■ DATA ■
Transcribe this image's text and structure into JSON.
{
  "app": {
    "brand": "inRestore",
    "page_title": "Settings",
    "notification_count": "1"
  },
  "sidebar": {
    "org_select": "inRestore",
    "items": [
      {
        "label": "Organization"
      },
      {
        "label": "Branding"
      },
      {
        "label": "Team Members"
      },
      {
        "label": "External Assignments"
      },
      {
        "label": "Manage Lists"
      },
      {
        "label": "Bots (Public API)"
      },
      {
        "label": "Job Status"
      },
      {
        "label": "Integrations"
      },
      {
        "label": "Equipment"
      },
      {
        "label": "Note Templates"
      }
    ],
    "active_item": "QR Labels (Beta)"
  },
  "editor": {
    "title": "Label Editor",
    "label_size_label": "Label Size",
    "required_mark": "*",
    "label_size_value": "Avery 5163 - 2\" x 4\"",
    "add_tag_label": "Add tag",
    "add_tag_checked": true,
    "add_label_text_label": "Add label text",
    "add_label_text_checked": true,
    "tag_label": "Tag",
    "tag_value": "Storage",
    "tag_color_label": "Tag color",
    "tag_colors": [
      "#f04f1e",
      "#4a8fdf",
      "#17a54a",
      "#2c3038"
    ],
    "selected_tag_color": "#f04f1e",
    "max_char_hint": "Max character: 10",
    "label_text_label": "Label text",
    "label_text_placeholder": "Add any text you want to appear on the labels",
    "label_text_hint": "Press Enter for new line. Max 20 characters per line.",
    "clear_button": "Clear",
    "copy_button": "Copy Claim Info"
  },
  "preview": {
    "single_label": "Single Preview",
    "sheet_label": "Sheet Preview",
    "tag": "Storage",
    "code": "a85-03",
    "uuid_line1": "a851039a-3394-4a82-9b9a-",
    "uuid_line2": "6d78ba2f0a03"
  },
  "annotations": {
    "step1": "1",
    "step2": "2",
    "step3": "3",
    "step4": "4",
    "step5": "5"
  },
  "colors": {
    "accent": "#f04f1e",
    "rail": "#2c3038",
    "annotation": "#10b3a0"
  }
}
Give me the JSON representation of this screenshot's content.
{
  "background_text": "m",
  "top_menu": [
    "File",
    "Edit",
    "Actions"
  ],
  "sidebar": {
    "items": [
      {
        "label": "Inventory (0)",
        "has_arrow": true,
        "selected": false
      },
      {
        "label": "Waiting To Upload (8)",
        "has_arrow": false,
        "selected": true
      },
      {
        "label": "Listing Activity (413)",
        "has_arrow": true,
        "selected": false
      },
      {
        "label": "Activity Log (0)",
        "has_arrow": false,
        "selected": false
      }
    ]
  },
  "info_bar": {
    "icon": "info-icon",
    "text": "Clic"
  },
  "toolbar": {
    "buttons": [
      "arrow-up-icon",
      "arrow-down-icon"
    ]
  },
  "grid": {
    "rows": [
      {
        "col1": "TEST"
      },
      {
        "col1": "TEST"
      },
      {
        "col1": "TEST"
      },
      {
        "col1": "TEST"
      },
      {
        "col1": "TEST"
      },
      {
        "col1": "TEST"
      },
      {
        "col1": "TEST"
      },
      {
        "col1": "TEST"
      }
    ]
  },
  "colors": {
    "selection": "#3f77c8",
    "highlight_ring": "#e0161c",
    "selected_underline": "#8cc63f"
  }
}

■ PROBLEM REQUIREMENTS ■
Write out every line of the records exactly.

■ ANSWER FOR THIS EXERCISE ■
Transcribe this image's text and structure into JSON.
{
  "app": {
    "brand": "inRestore",
    "page_title": "Settings",
    "notification_count": "1"
  },
  "sidebar": {
    "org_select": "inRestore",
    "items": [
      {
        "label": "Organization"
      },
      {
        "label": "Branding"
      },
      {
        "label": "Team Members"
      },
      {
        "label": "External Assignments"
      },
      {
        "label": "Manage Lists"
      },
      {
        "label": "Bots (Public API)"
      },
      {
        "label": "Job Status"
      },
      {
        "label": "Integrations"
      },
      {
        "label": "Equipment"
      },
      {
        "label": "Note Templates"
      }
    ],
    "active_item": "QR Labels (Beta)"
  },
  "editor": {
    "title": "Label Editor",
    "label_size_label": "Label Size",
    "required_mark": "*",
    "label_size_value": "Avery 5163 - 2\" x 4\"",
    "add_tag_label": "Add tag",
    "add_tag_checked": true,
    "add_label_text_label": "Add label text",
    "add_label_text_checked": true,
    "tag_label": "Tag",
    "tag_value": "Storage",
    "tag_color_label": "Tag color",
    "tag_colors": [
      "#f04f1e",
      "#4a8fdf",
      "#17a54a",
      "#2c3038"
    ],
    "selected_tag_color": "#f04f1e",
    "max_char_hint": "Max character: 10",
    "label_text_label": "Label text",
    "label_text_placeholder": "Add any text you want to appear on the labels",
    "label_text_hint": "Press Enter for new line. Max 20 characters per line.",
    "clear_button": "Clear",
    "copy_button": "Copy Claim Info"
  },
  "preview": {
    "single_label": "Single Preview",
    "sheet_label": "Sheet Preview",
    "tag": "Storage",
    "code": "a85-03",
    "uuid_line1": "a851039a-3394-4a82-9b9a-",
    "uuid_line2": "6d78ba2f0a03"
  },
  "annotations": {
    "step1": "1",
    "step2": "2",
    "step3": "3",
    "step4": "4",
    "step5": "5"
  },
  "colors": {
    "accent": "#f04f1e",
    "rail": "#2c3038",
    "annotation": "#10b3a0"
  }
}
Give me the JSON representation of this screenshot's content.
{
  "background_text": "m",
  "top_menu": [
    "File",
    "Edit",
    "Actions"
  ],
  "sidebar": {
    "items": [
      {
        "label": "Inventory (0)",
        "has_arrow": true,
        "selected": false
      },
      {
        "label": "Waiting To Upload (8)",
        "has_arrow": false,
        "selected": true
      },
      {
        "label": "Listing Activity (413)",
        "has_arrow": true,
        "selected": false
      },
      {
        "label": "Activity Log (0)",
        "has_arrow": false,
        "selected": false
      }
    ]
  },
  "info_bar": {
    "icon": "info-icon",
    "text": "Clic"
  },
  "toolbar": {
    "buttons": [
      "arrow-up-icon",
      "arrow-down-icon"
    ]
  },
  "grid": {
    "rows": [
      {
        "col1": "TEST"
      },
      {
        "col1": "TEST"
      },
      {
        "col1": "TEST"
      },
      {
        "col1": "TEST"
      },
      {
        "col1": "TEST"
      },
      {
        "col1": "TEST"
      },
      {
        "col1": "TEST"
      },
      {
        "col1": "TEST"
      }
    ]
  },
  "colors": {
    "selection": "#3f77c8",
    "highlight_ring": "#e0161c",
    "selected_underline": "#8cc63f"
  }
}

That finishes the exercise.